### EXERCISE INSTRUCTIONS
Copy, from the entries below, each line where the word "type" can be found.

### DATA SHOWN
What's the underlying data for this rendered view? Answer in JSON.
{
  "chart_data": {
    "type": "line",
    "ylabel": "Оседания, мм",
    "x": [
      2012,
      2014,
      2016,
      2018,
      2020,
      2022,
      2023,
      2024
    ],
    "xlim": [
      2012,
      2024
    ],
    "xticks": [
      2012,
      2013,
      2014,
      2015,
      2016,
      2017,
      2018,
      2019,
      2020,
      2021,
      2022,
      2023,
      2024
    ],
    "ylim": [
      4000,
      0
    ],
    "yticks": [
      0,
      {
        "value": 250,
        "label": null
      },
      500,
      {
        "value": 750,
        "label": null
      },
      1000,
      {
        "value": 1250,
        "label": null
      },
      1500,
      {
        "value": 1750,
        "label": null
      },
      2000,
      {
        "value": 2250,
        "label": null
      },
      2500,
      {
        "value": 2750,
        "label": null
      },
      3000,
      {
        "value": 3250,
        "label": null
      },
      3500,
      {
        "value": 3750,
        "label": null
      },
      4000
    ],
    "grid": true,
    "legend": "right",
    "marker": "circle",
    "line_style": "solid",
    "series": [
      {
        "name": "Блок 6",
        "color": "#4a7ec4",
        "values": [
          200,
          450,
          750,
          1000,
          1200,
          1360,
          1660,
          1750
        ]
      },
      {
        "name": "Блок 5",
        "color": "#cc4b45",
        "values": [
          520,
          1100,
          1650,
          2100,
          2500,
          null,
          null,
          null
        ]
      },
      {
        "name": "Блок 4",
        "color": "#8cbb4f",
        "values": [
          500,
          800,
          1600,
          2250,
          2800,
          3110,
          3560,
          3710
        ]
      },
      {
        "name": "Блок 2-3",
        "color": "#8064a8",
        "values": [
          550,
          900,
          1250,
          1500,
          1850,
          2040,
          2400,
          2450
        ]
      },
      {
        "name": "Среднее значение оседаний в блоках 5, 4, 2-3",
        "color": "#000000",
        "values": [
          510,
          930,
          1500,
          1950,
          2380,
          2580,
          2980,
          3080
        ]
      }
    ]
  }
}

* * *

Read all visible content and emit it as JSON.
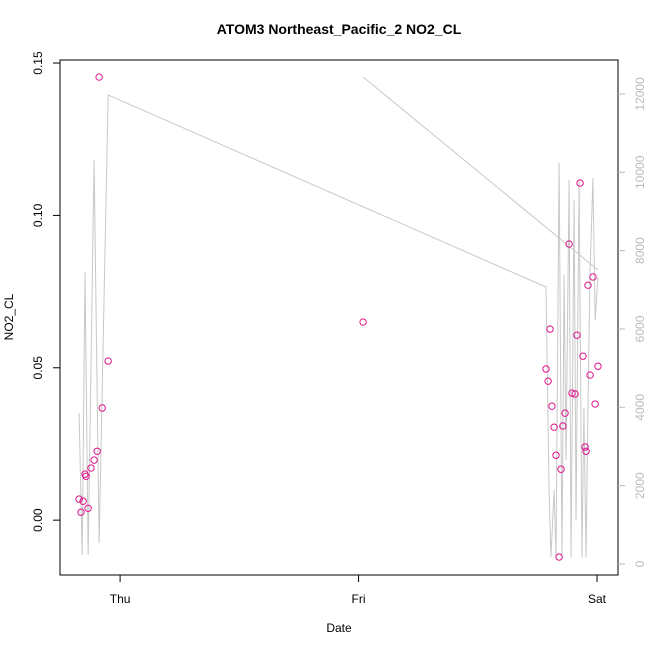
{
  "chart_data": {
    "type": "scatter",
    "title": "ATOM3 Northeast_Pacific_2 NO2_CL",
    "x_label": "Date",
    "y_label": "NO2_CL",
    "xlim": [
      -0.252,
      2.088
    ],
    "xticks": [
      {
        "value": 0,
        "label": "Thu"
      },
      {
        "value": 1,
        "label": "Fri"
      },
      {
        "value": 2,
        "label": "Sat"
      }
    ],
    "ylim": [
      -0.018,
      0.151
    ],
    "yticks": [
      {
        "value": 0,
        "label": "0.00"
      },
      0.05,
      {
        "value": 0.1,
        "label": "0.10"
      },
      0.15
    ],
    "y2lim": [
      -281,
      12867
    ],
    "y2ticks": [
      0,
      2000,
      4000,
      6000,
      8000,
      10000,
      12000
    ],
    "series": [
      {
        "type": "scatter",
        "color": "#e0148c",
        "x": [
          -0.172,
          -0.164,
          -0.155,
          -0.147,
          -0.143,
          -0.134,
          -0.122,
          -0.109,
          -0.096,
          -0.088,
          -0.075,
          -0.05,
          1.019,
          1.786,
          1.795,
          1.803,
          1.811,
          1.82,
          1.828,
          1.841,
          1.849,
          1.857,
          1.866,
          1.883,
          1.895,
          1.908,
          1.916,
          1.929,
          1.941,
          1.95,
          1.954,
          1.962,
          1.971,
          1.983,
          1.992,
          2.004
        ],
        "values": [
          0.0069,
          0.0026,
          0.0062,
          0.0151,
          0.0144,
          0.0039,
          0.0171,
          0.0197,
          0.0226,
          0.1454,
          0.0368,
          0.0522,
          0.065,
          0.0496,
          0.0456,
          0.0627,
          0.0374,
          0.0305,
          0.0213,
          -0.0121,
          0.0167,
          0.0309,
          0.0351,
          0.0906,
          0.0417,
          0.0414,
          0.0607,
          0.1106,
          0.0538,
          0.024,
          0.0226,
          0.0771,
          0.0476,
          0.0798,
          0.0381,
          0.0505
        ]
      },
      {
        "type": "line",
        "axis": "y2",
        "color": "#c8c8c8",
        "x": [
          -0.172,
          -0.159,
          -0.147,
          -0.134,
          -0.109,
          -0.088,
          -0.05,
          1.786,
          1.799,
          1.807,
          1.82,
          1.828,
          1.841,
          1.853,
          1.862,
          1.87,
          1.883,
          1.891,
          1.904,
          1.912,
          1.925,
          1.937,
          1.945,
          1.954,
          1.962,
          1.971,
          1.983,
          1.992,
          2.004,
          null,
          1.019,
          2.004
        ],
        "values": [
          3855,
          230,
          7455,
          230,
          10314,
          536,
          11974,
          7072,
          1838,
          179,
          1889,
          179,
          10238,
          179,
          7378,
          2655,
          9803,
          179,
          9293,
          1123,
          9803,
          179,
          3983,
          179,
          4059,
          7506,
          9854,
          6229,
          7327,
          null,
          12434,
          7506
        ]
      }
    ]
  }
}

* * *

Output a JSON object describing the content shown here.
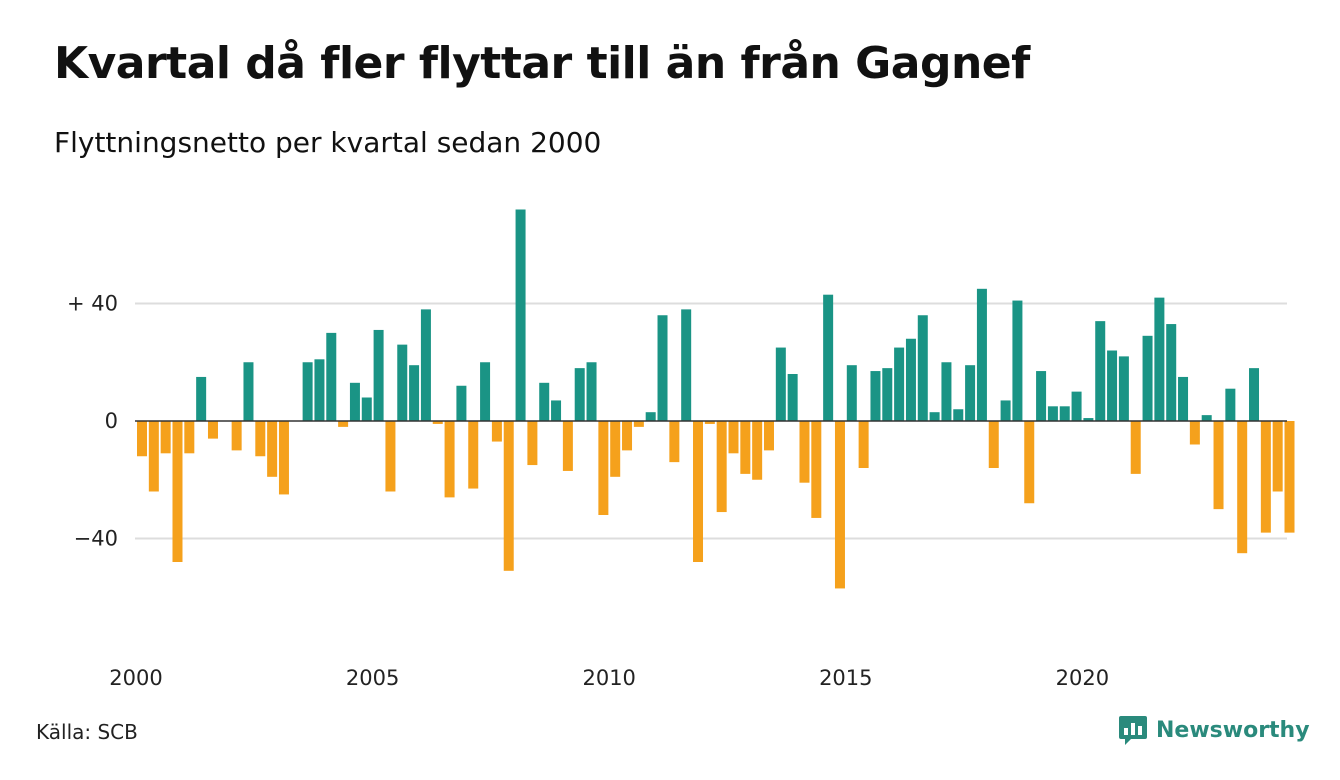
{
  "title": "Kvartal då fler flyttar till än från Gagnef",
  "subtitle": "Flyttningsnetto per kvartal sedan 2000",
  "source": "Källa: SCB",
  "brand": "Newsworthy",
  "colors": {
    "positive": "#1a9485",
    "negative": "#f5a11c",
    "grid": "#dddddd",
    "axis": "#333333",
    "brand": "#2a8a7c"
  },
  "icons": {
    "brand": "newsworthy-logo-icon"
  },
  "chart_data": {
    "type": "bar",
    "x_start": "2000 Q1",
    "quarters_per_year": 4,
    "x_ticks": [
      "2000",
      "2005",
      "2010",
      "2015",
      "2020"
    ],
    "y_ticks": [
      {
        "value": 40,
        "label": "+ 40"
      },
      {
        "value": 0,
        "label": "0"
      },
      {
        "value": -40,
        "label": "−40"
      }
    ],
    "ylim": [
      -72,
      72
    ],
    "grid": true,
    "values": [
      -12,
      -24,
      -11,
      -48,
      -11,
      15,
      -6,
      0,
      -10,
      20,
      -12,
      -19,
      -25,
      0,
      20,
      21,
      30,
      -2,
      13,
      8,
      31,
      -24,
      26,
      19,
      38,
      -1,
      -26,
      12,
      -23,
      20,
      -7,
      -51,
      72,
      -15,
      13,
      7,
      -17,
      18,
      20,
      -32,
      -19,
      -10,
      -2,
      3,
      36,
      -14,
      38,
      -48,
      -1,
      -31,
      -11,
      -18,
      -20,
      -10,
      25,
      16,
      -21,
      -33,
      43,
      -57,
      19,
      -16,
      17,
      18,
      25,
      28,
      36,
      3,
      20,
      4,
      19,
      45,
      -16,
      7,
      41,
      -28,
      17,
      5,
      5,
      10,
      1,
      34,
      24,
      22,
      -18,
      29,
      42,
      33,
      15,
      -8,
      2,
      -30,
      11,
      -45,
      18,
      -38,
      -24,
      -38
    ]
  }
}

### SOLUTION
    "type": "line",
    "type": "scatter",
        "type": "scatter",
        "type": "line",
    "type": "bar",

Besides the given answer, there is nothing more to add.